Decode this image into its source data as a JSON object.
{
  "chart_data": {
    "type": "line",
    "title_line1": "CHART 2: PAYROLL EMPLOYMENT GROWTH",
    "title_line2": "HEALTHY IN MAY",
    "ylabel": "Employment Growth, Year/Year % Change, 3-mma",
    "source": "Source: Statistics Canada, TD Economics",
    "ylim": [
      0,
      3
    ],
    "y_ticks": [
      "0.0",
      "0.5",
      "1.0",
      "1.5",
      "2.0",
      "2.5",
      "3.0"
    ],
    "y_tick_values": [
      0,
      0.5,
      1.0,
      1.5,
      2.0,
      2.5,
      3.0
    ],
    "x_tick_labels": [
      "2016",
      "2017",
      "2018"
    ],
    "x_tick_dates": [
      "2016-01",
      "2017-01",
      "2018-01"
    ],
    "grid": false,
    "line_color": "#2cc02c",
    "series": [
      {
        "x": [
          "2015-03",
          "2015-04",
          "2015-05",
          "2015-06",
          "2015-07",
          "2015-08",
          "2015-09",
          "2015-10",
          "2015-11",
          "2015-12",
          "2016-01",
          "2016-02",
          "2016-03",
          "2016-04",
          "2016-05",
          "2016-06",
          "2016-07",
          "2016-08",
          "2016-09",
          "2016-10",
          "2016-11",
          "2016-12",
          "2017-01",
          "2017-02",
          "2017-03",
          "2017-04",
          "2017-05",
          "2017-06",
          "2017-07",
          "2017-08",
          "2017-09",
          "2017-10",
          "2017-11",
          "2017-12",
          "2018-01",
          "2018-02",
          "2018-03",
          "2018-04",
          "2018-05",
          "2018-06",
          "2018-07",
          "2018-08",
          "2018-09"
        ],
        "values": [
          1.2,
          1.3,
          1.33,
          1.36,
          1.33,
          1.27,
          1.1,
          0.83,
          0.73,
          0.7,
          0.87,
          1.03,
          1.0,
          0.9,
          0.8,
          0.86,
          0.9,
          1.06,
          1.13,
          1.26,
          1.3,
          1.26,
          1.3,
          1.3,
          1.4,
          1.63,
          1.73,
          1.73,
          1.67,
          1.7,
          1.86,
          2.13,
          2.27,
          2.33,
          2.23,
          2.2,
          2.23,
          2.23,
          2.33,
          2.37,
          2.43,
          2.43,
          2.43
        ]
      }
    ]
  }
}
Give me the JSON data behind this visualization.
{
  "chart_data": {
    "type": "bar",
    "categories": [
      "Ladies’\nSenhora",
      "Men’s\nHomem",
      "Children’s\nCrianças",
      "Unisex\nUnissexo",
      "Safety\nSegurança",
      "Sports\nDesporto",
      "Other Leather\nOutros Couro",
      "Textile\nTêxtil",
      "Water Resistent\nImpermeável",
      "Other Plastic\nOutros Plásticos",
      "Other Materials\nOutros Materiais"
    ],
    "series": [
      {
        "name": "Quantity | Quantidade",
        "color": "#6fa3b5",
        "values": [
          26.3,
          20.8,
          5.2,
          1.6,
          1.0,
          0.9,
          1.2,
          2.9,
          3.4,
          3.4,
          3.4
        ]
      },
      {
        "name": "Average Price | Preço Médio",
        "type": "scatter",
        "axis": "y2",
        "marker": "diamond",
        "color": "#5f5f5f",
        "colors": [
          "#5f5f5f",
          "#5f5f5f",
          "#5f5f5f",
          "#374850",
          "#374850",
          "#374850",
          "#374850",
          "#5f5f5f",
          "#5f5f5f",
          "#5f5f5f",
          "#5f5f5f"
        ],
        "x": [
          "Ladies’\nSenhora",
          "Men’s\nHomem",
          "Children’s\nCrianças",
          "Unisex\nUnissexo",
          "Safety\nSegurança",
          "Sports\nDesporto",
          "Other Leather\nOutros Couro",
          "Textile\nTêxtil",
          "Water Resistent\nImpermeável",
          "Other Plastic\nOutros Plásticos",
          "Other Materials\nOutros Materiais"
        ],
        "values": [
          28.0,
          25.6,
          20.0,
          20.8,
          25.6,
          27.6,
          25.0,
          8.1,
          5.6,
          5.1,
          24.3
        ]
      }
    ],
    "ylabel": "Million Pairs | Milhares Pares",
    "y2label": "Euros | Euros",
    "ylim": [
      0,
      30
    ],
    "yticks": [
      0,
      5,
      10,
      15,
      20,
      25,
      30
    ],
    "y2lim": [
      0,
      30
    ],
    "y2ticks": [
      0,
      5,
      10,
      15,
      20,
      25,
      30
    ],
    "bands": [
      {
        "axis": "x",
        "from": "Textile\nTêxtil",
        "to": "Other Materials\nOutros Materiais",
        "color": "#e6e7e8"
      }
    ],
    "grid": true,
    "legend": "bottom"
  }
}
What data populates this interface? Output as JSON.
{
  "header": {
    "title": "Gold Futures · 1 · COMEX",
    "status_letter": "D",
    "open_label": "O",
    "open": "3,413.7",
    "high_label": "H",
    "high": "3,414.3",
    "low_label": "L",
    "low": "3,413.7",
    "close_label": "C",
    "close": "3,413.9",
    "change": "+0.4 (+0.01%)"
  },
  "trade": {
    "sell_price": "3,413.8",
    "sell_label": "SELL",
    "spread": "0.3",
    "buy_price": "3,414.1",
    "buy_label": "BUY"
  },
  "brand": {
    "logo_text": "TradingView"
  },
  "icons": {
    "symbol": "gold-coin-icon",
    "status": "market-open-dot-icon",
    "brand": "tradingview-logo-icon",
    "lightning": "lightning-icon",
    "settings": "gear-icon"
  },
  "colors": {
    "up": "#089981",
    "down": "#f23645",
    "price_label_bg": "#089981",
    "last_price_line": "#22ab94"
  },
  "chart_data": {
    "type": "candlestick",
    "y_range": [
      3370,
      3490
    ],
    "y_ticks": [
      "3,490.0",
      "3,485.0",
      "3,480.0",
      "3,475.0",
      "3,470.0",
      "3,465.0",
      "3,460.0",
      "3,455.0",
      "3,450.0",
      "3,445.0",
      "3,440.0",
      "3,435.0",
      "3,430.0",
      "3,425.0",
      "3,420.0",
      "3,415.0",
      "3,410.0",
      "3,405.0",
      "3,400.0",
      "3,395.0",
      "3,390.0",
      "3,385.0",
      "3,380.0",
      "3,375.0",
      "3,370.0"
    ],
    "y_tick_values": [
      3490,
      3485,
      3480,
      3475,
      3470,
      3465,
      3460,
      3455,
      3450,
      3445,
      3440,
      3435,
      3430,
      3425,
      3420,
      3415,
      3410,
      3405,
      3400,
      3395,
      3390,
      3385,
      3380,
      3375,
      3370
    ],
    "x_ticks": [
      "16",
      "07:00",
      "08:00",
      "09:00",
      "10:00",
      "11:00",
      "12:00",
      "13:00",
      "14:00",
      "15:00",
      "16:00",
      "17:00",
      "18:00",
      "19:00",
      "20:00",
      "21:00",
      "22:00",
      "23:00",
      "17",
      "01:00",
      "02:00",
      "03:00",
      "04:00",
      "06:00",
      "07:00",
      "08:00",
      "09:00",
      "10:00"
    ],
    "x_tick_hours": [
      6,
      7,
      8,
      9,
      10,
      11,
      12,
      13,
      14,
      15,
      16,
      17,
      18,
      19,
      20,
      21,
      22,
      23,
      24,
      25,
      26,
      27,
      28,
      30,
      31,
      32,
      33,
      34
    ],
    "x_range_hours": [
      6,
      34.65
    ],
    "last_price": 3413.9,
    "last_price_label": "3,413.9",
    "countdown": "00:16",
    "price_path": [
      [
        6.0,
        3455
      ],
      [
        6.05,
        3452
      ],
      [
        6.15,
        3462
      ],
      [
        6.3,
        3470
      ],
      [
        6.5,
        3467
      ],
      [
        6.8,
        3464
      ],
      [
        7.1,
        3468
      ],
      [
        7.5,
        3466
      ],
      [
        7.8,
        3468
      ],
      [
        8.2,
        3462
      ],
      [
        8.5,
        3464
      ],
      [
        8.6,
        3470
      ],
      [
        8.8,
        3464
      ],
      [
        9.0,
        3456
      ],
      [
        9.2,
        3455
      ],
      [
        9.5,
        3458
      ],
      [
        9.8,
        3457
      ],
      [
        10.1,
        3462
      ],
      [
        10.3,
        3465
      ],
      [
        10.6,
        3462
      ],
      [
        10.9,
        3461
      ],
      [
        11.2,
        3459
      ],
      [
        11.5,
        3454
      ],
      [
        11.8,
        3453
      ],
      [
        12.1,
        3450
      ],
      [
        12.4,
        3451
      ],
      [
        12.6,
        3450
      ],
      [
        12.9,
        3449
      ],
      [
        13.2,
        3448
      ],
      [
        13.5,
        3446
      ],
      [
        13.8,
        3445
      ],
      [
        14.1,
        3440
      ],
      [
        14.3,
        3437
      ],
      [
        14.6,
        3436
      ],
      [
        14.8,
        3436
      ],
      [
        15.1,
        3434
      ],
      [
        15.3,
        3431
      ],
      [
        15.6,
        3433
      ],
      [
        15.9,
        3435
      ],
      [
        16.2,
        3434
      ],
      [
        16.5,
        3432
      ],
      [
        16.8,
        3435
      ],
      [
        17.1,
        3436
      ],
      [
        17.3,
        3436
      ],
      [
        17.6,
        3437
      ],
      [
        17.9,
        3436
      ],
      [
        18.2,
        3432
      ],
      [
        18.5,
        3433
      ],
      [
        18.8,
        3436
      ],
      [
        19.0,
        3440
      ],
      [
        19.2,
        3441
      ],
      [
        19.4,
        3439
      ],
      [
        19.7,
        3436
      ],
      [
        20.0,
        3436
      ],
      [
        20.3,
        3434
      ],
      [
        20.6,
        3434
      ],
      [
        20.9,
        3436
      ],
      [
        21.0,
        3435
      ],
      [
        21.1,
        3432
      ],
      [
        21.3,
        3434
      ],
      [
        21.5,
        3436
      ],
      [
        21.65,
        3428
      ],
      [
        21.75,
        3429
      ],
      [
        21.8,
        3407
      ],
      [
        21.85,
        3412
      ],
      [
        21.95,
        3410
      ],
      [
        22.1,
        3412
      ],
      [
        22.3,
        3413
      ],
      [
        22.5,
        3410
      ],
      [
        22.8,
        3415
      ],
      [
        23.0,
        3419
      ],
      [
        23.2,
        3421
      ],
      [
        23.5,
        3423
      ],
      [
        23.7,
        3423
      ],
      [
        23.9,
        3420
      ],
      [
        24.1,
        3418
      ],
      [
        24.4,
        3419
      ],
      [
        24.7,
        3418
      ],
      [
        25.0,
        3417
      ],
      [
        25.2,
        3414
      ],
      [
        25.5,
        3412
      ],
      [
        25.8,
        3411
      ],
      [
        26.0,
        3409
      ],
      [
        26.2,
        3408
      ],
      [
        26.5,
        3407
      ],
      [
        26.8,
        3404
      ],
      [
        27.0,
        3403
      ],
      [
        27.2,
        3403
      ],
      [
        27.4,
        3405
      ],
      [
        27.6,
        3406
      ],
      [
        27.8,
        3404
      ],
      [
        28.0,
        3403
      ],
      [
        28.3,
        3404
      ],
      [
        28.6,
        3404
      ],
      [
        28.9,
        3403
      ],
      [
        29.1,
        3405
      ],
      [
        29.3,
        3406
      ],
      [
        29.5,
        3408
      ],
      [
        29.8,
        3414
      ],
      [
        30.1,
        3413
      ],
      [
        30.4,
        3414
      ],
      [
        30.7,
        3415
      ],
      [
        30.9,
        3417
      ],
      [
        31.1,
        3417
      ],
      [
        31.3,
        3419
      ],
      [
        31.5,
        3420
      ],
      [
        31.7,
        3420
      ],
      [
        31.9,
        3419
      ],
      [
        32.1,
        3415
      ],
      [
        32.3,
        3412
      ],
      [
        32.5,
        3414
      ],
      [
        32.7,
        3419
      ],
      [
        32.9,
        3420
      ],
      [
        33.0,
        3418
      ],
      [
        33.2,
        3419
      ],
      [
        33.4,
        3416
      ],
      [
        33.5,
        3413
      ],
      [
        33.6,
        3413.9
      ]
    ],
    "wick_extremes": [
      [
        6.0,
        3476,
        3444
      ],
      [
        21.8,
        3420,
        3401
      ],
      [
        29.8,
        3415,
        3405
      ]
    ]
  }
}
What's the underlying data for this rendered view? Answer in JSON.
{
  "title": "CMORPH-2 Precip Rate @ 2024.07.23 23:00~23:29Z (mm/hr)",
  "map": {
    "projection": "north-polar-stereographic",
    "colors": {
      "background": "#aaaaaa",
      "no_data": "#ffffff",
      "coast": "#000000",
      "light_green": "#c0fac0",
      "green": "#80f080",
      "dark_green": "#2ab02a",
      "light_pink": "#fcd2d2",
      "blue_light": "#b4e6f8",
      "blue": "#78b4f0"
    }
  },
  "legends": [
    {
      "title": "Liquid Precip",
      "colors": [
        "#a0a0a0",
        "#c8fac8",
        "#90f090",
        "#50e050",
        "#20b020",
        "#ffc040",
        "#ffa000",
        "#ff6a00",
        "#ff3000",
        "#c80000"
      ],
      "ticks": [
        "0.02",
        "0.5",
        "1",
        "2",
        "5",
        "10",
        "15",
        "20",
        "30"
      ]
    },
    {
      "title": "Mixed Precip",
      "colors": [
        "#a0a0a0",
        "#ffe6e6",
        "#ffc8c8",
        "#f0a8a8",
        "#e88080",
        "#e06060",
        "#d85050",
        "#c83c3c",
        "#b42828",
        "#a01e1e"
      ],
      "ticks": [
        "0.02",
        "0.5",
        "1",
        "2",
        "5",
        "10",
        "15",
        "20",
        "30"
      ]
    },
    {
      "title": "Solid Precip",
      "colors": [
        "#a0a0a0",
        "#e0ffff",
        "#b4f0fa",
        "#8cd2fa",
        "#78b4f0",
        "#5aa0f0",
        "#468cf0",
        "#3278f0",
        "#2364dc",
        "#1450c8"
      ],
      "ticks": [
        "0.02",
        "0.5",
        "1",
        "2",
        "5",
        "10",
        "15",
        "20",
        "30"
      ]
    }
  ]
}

--

Determine the count of lines in the data above with the string "What" in them, and give that count alone.

== RESULT ==
2